> _EXTRACTED ENTRIES_:
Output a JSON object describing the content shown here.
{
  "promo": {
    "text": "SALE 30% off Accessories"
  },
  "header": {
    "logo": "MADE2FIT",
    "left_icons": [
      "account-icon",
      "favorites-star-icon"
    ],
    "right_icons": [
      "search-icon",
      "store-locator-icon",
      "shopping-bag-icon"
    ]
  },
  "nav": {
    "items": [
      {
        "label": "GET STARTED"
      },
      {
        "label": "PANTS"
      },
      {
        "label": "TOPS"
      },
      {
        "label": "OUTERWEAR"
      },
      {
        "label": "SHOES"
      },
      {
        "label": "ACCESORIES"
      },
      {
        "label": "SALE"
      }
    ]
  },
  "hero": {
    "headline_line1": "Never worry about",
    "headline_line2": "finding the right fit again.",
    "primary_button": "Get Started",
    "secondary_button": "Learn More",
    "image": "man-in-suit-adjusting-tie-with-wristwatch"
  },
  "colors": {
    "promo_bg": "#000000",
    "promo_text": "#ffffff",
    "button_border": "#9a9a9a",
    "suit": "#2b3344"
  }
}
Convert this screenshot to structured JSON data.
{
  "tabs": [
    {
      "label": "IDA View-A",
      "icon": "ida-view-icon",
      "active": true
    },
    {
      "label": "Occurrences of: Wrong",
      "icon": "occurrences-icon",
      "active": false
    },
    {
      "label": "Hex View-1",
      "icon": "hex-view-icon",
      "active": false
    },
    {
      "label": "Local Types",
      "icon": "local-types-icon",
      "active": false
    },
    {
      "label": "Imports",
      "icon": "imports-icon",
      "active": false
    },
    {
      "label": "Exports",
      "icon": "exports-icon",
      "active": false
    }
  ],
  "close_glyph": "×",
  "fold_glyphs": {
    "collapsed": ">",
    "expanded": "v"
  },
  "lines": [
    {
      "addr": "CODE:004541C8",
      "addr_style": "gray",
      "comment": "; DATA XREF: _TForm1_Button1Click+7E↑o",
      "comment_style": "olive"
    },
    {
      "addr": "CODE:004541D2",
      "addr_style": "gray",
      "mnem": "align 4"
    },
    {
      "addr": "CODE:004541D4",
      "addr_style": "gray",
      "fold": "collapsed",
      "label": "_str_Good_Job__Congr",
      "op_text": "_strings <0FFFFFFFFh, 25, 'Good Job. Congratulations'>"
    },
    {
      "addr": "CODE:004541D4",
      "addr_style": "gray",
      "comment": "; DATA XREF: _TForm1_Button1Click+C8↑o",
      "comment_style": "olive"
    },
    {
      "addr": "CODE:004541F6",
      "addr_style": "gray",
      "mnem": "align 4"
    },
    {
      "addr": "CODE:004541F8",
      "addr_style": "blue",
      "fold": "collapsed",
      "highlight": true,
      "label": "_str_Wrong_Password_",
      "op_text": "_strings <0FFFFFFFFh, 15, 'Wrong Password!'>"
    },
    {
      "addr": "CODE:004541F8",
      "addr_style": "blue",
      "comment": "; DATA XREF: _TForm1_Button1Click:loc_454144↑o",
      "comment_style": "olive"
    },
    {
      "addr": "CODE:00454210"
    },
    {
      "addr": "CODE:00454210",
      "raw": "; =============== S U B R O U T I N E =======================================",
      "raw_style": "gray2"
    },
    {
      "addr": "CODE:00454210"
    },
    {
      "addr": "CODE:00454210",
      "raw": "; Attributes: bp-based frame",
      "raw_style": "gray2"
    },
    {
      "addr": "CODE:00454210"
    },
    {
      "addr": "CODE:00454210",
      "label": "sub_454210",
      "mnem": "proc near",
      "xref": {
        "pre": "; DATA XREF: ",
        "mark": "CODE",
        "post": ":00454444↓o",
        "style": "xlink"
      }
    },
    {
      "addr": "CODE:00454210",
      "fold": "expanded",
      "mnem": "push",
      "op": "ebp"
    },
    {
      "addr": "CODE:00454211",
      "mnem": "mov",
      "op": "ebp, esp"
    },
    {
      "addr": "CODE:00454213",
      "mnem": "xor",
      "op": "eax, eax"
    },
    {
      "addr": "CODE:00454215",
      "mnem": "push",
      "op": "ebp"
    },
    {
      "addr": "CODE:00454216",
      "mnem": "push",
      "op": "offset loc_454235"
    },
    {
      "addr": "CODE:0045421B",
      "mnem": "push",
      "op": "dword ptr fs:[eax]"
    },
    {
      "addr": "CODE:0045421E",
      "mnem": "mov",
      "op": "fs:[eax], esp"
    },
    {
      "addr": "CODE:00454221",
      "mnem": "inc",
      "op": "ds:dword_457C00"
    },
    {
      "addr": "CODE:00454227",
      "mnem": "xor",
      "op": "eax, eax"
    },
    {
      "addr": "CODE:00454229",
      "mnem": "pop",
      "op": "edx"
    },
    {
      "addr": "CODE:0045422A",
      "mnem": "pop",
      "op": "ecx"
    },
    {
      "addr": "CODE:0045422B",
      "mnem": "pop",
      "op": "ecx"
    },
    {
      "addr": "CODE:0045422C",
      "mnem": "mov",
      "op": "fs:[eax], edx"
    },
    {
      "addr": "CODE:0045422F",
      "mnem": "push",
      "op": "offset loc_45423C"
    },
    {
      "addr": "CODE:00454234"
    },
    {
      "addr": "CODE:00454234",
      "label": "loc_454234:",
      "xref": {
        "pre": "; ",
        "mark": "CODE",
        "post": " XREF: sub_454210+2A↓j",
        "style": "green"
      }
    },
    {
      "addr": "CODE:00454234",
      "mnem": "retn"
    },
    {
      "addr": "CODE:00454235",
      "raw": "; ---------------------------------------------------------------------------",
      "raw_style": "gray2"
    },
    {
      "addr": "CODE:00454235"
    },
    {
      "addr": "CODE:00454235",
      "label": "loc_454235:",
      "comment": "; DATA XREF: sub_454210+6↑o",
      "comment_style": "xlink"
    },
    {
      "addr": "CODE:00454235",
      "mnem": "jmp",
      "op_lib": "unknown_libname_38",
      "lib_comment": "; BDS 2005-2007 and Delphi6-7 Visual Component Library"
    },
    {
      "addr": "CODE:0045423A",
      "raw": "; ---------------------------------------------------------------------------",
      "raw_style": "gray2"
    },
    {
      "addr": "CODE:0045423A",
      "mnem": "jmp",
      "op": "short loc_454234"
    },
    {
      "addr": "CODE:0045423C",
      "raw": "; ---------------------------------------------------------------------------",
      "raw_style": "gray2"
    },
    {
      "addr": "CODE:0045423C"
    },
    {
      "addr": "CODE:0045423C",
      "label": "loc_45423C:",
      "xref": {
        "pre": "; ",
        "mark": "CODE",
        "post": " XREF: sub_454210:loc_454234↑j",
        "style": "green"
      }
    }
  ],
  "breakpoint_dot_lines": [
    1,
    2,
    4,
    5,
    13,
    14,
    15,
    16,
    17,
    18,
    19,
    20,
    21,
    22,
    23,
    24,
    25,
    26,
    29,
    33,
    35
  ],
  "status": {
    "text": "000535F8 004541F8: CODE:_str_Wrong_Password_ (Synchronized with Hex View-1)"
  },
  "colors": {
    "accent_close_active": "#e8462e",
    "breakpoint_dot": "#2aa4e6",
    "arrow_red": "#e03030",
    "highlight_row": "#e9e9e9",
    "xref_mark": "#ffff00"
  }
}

> _PROBLEM TO SOLVE_: Return all of the entries exactly as written.

> _THE SOLUTION_:
Output a JSON object describing the content shown here.
{
  "promo": {
    "text": "SALE 30% off Accessories"
  },
  "header": {
    "logo": "MADE2FIT",
    "left_icons": [
      "account-icon",
      "favorites-star-icon"
    ],
    "right_icons": [
      "search-icon",
      "store-locator-icon",
      "shopping-bag-icon"
    ]
  },
  "nav": {
    "items": [
      {
        "label": "GET STARTED"
      },
      {
        "label": "PANTS"
      },
      {
        "label": "TOPS"
      },
      {
        "label": "OUTERWEAR"
      },
      {
        "label": "SHOES"
      },
      {
        "label": "ACCESORIES"
      },
      {
        "label": "SALE"
      }
    ]
  },
  "hero": {
    "headline_line1": "Never worry about",
    "headline_line2": "finding the right fit again.",
    "primary_button": "Get Started",
    "secondary_button": "Learn More",
    "image": "man-in-suit-adjusting-tie-with-wristwatch"
  },
  "colors": {
    "promo_bg": "#000000",
    "promo_text": "#ffffff",
    "button_border": "#9a9a9a",
    "suit": "#2b3344"
  }
}
Convert this screenshot to structured JSON data.
{
  "tabs": [
    {
      "label": "IDA View-A",
      "icon": "ida-view-icon",
      "active": true
    },
    {
      "label": "Occurrences of: Wrong",
      "icon": "occurrences-icon",
      "active": false
    },
    {
      "label": "Hex View-1",
      "icon": "hex-view-icon",
      "active": false
    },
    {
      "label": "Local Types",
      "icon": "local-types-icon",
      "active": false
    },
    {
      "label": "Imports",
      "icon": "imports-icon",
      "active": false
    },
    {
      "label": "Exports",
      "icon": "exports-icon",
      "active": false
    }
  ],
  "close_glyph": "×",
  "fold_glyphs": {
    "collapsed": ">",
    "expanded": "v"
  },
  "lines": [
    {
      "addr": "CODE:004541C8",
      "addr_style": "gray",
      "comment": "; DATA XREF: _TForm1_Button1Click+7E↑o",
      "comment_style": "olive"
    },
    {
      "addr": "CODE:004541D2",
      "addr_style": "gray",
      "mnem": "align 4"
    },
    {
      "addr": "CODE:004541D4",
      "addr_style": "gray",
      "fold": "collapsed",
      "label": "_str_Good_Job__Congr",
      "op_text": "_strings <0FFFFFFFFh, 25, 'Good Job. Congratulations'>"
    },
    {
      "addr": "CODE:004541D4",
      "addr_style": "gray",
      "comment": "; DATA XREF: _TForm1_Button1Click+C8↑o",
      "comment_style": "olive"
    },
    {
      "addr": "CODE:004541F6",
      "addr_style": "gray",
      "mnem": "align 4"
    },
    {
      "addr": "CODE:004541F8",
      "addr_style": "blue",
      "fold": "collapsed",
      "highlight": true,
      "label": "_str_Wrong_Password_",
      "op_text": "_strings <0FFFFFFFFh, 15, 'Wrong Password!'>"
    },
    {
      "addr": "CODE:004541F8",
      "addr_style": "blue",
      "comment": "; DATA XREF: _TForm1_Button1Click:loc_454144↑o",
      "comment_style": "olive"
    },
    {
      "addr": "CODE:00454210"
    },
    {
      "addr": "CODE:00454210",
      "raw": "; =============== S U B R O U T I N E =======================================",
      "raw_style": "gray2"
    },
    {
      "addr": "CODE:00454210"
    },
    {
      "addr": "CODE:00454210",
      "raw": "; Attributes: bp-based frame",
      "raw_style": "gray2"
    },
    {
      "addr": "CODE:00454210"
    },
    {
      "addr": "CODE:00454210",
      "label": "sub_454210",
      "mnem": "proc near",
      "xref": {
        "pre": "; DATA XREF: ",
        "mark": "CODE",
        "post": ":00454444↓o",
        "style": "xlink"
      }
    },
    {
      "addr": "CODE:00454210",
      "fold": "expanded",
      "mnem": "push",
      "op": "ebp"
    },
    {
      "addr": "CODE:00454211",
      "mnem": "mov",
      "op": "ebp, esp"
    },
    {
      "addr": "CODE:00454213",
      "mnem": "xor",
      "op": "eax, eax"
    },
    {
      "addr": "CODE:00454215",
      "mnem": "push",
      "op": "ebp"
    },
    {
      "addr": "CODE:00454216",
      "mnem": "push",
      "op": "offset loc_454235"
    },
    {
      "addr": "CODE:0045421B",
      "mnem": "push",
      "op": "dword ptr fs:[eax]"
    },
    {
      "addr": "CODE:0045421E",
      "mnem": "mov",
      "op": "fs:[eax], esp"
    },
    {
      "addr": "CODE:00454221",
      "mnem": "inc",
      "op": "ds:dword_457C00"
    },
    {
      "addr": "CODE:00454227",
      "mnem": "xor",
      "op": "eax, eax"
    },
    {
      "addr": "CODE:00454229",
      "mnem": "pop",
      "op": "edx"
    },
    {
      "addr": "CODE:0045422A",
      "mnem": "pop",
      "op": "ecx"
    },
    {
      "addr": "CODE:0045422B",
      "mnem": "pop",
      "op": "ecx"
    },
    {
      "addr": "CODE:0045422C",
      "mnem": "mov",
      "op": "fs:[eax], edx"
    },
    {
      "addr": "CODE:0045422F",
      "mnem": "push",
      "op": "offset loc_45423C"
    },
    {
      "addr": "CODE:00454234"
    },
    {
      "addr": "CODE:00454234",
      "label": "loc_454234:",
      "xref": {
        "pre": "; ",
        "mark": "CODE",
        "post": " XREF: sub_454210+2A↓j",
        "style": "green"
      }
    },
    {
      "addr": "CODE:00454234",
      "mnem": "retn"
    },
    {
      "addr": "CODE:00454235",
      "raw": "; ---------------------------------------------------------------------------",
      "raw_style": "gray2"
    },
    {
      "addr": "CODE:00454235"
    },
    {
      "addr": "CODE:00454235",
      "label": "loc_454235:",
      "comment": "; DATA XREF: sub_454210+6↑o",
      "comment_style": "xlink"
    },
    {
      "addr": "CODE:00454235",
      "mnem": "jmp",
      "op_lib": "unknown_libname_38",
      "lib_comment": "; BDS 2005-2007 and Delphi6-7 Visual Component Library"
    },
    {
      "addr": "CODE:0045423A",
      "raw": "; ---------------------------------------------------------------------------",
      "raw_style": "gray2"
    },
    {
      "addr": "CODE:0045423A",
      "mnem": "jmp",
      "op": "short loc_454234"
    },
    {
      "addr": "CODE:0045423C",
      "raw": "; ---------------------------------------------------------------------------",
      "raw_style": "gray2"
    },
    {
      "addr": "CODE:0045423C"
    },
    {
      "addr": "CODE:0045423C",
      "label": "loc_45423C:",
      "xref": {
        "pre": "; ",
        "mark": "CODE",
        "post": " XREF: sub_454210:loc_454234↑j",
        "style": "green"
      }
    }
  ],
  "breakpoint_dot_lines": [
    1,
    2,
    4,
    5,
    13,
    14,
    15,
    16,
    17,
    18,
    19,
    20,
    21,
    22,
    23,
    24,
    25,
    26,
    29,
    33,
    35
  ],
  "status": {
    "text": "000535F8 004541F8: CODE:_str_Wrong_Password_ (Synchronized with Hex View-1)"
  },
  "colors": {
    "accent_close_active": "#e8462e",
    "breakpoint_dot": "#2aa4e6",
    "arrow_red": "#e03030",
    "highlight_row": "#e9e9e9",
    "xref_mark": "#ffff00"
  }
}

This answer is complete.